── Текст

В домашней библиотеке, которую почти полвека собирал мой отец, мурманский журналист, хранятся две книжки небольшого формата. Обе с короткими авторскими надписями: «Здесь все пропитано Мурманском и морем» и «А это том второй». В книге «Соленый огонь» - стихи: Борис Романов начинал как поэт. Вторая - «Капитанские повести», первое издание. Эти повести в свое время были весьма популярны, переиздавались несколько раз, и не только в нашем городе.

А в Мурманске что и говорить... Почти полвека назад было. День рыбака тогда отмечали по-взрослому: три дня повторялось пестрое театрализованное представление на главном стадионе - и еще попробуй попади, ведь на сцену заманивали и звезд всесоюзного масштаба. В один из таких дней рядом со стадионом наткнулся я на передвижной книжный ларек. В меню - изделия Мурманского издательства. В основном знакомые, рассматривать да причмокивать повода вроде бы не было. Но ухо примагнитили реплики, которыми обменивались двое задержавшихся у прилавка - судя по разговору, моряков. Мало того - вдумчивых, требовательных читателей. Листая томики, они спорили об авторах, о том, кто выразительнее и точнее описал корабельную жизнь. Их жизнь. Спорили довольно эмоционально. Один стоял за Бориса Романова, водившего вспомогательные суда Северного флота, затем работавшего лоцманом, второй держал руку Бориса Блинова (здоровья ему!), отдавшего десятки лет «Севрыбхолодфлоту»...

Мелкий этот случай отчего-то запомнился. И однажды подумалось: а ведь это настоящее творческое счастье - ощущать, что твоя работа нужна людям, с которыми живешь бок о бок, делишь работу, хлеб, шторма, северные сияния, надежды. Было у наших мурманских писателей такое счастье.

────

**Задания**
1 – Что, согласно тексту о мурманских писателях, делишь с людьми, с которыми живешь бок о бок? Перечислите всё.
2 – Перепишите фрагмент текста о мурманских писателях между «Мелкий этот случай» и «писателей такое счастье.» включительно, заменив «северные сияния» на «полярные ночи».

── Собранные данные

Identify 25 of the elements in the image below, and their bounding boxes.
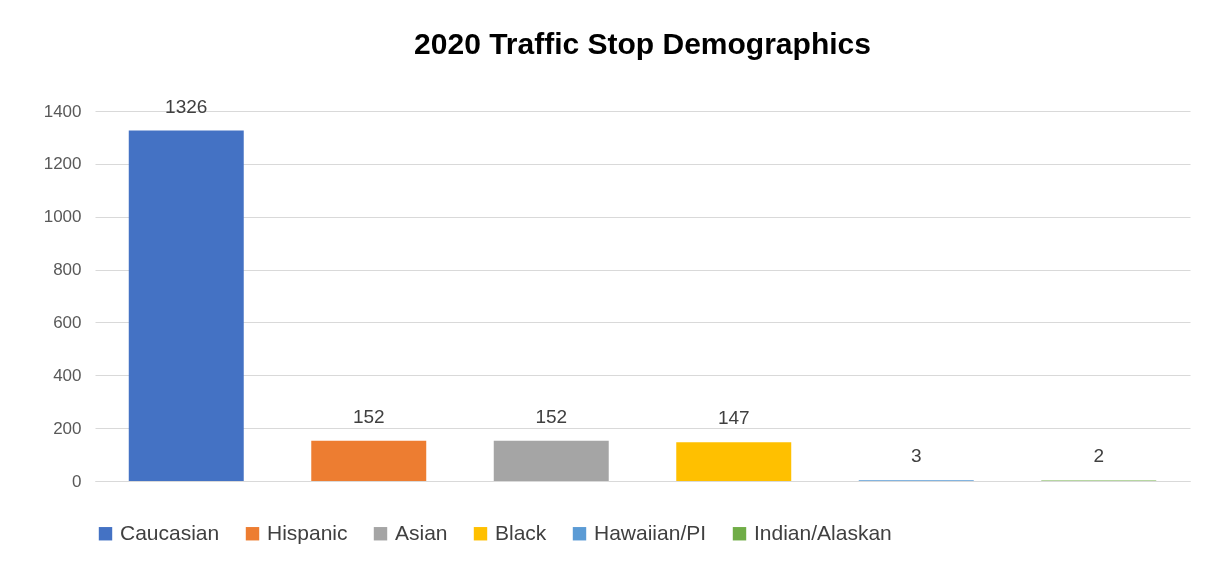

────

**Ответы**
1 – работу, хлеб, шторма, северные сияния, надежды

2 –
Мелкий этот случай отчего-то запомнился. И однажды подумалось: а ведь это настоящее творческое счастье - ощущать, что твоя работа нужна людям, с которыми живешь бок о бок, делишь работу, хлеб, шторма, полярные ночи, надежды. Было у наших мурманских писателей такое счастье.